• PROBLEM DESCRIPTION:
Copy out all the records exactly.

• DATASET EXTRACT:

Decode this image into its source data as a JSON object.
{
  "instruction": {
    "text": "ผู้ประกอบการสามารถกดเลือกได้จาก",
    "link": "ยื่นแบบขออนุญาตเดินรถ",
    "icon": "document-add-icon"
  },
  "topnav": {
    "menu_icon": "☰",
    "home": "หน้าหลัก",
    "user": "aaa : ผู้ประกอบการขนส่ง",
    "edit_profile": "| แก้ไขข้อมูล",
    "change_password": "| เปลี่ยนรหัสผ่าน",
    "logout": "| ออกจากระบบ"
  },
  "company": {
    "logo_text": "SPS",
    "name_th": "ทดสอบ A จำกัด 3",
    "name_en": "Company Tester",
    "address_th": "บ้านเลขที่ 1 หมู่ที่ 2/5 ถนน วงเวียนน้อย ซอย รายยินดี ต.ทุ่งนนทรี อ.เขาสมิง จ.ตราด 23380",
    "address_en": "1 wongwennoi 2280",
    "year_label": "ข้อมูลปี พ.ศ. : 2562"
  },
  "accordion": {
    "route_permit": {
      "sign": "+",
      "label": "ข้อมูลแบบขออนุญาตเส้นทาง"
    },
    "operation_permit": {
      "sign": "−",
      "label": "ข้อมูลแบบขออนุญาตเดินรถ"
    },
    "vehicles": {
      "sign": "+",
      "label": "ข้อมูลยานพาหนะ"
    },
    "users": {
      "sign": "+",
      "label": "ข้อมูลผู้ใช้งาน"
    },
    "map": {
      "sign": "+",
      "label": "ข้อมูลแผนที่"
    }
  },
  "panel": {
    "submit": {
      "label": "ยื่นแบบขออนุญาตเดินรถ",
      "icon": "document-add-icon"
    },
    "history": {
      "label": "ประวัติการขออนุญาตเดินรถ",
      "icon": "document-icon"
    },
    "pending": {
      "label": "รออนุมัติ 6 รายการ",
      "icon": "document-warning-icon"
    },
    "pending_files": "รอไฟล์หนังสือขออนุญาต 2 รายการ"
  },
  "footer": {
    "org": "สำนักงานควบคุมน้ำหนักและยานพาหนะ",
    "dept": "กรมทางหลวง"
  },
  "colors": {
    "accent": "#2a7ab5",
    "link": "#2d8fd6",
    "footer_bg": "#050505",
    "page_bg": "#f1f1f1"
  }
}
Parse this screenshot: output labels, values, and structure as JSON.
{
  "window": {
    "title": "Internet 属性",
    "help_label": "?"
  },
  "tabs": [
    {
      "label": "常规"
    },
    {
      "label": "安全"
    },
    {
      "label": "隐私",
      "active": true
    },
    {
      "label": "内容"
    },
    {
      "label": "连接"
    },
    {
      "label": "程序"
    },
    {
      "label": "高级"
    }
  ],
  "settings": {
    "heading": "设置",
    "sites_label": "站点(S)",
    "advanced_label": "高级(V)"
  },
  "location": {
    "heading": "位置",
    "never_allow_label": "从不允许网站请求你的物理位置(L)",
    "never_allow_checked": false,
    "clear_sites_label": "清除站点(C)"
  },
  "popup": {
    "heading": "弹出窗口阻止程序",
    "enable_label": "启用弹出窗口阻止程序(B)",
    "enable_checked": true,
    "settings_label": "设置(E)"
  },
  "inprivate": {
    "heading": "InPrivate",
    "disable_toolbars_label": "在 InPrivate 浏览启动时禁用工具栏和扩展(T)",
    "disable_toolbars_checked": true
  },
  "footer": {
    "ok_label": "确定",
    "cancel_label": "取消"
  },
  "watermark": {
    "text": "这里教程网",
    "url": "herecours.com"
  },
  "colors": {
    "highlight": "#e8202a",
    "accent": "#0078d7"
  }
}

• SOLVED PROBLEM:
Decode this image into its source data as a JSON object.
{
  "instruction": {
    "text": "ผู้ประกอบการสามารถกดเลือกได้จาก",
    "link": "ยื่นแบบขออนุญาตเดินรถ",
    "icon": "document-add-icon"
  },
  "topnav": {
    "menu_icon": "☰",
    "home": "หน้าหลัก",
    "user": "aaa : ผู้ประกอบการขนส่ง",
    "edit_profile": "| แก้ไขข้อมูล",
    "change_password": "| เปลี่ยนรหัสผ่าน",
    "logout": "| ออกจากระบบ"
  },
  "company": {
    "logo_text": "SPS",
    "name_th": "ทดสอบ A จำกัด 3",
    "name_en": "Company Tester",
    "address_th": "บ้านเลขที่ 1 หมู่ที่ 2/5 ถนน วงเวียนน้อย ซอย รายยินดี ต.ทุ่งนนทรี อ.เขาสมิง จ.ตราด 23380",
    "address_en": "1 wongwennoi 2280",
    "year_label": "ข้อมูลปี พ.ศ. : 2562"
  },
  "accordion": {
    "route_permit": {
      "sign": "+",
      "label": "ข้อมูลแบบขออนุญาตเส้นทาง"
    },
    "operation_permit": {
      "sign": "−",
      "label": "ข้อมูลแบบขออนุญาตเดินรถ"
    },
    "vehicles": {
      "sign": "+",
      "label": "ข้อมูลยานพาหนะ"
    },
    "users": {
      "sign": "+",
      "label": "ข้อมูลผู้ใช้งาน"
    },
    "map": {
      "sign": "+",
      "label": "ข้อมูลแผนที่"
    }
  },
  "panel": {
    "submit": {
      "label": "ยื่นแบบขออนุญาตเดินรถ",
      "icon": "document-add-icon"
    },
    "history": {
      "label": "ประวัติการขออนุญาตเดินรถ",
      "icon": "document-icon"
    },
    "pending": {
      "label": "รออนุมัติ 6 รายการ",
      "icon": "document-warning-icon"
    },
    "pending_files": "รอไฟล์หนังสือขออนุญาต 2 รายการ"
  },
  "footer": {
    "org": "สำนักงานควบคุมน้ำหนักและยานพาหนะ",
    "dept": "กรมทางหลวง"
  },
  "colors": {
    "accent": "#2a7ab5",
    "link": "#2d8fd6",
    "footer_bg": "#050505",
    "page_bg": "#f1f1f1"
  }
}
Parse this screenshot: output labels, values, and structure as JSON.
{
  "window": {
    "title": "Internet 属性",
    "help_label": "?"
  },
  "tabs": [
    {
      "label": "常规"
    },
    {
      "label": "安全"
    },
    {
      "label": "隐私",
      "active": true
    },
    {
      "label": "内容"
    },
    {
      "label": "连接"
    },
    {
      "label": "程序"
    },
    {
      "label": "高级"
    }
  ],
  "settings": {
    "heading": "设置",
    "sites_label": "站点(S)",
    "advanced_label": "高级(V)"
  },
  "location": {
    "heading": "位置",
    "never_allow_label": "从不允许网站请求你的物理位置(L)",
    "never_allow_checked": false,
    "clear_sites_label": "清除站点(C)"
  },
  "popup": {
    "heading": "弹出窗口阻止程序",
    "enable_label": "启用弹出窗口阻止程序(B)",
    "enable_checked": true,
    "settings_label": "设置(E)"
  },
  "inprivate": {
    "heading": "InPrivate",
    "disable_toolbars_label": "在 InPrivate 浏览启动时禁用工具栏和扩展(T)",
    "disable_toolbars_checked": true
  },
  "footer": {
    "ok_label": "确定",
    "cancel_label": "取消"
  },
  "watermark": {
    "text": "这里教程网",
    "url": "herecours.com"
  },
  "colors": {
    "highlight": "#e8202a",
    "accent": "#0078d7"
  }
}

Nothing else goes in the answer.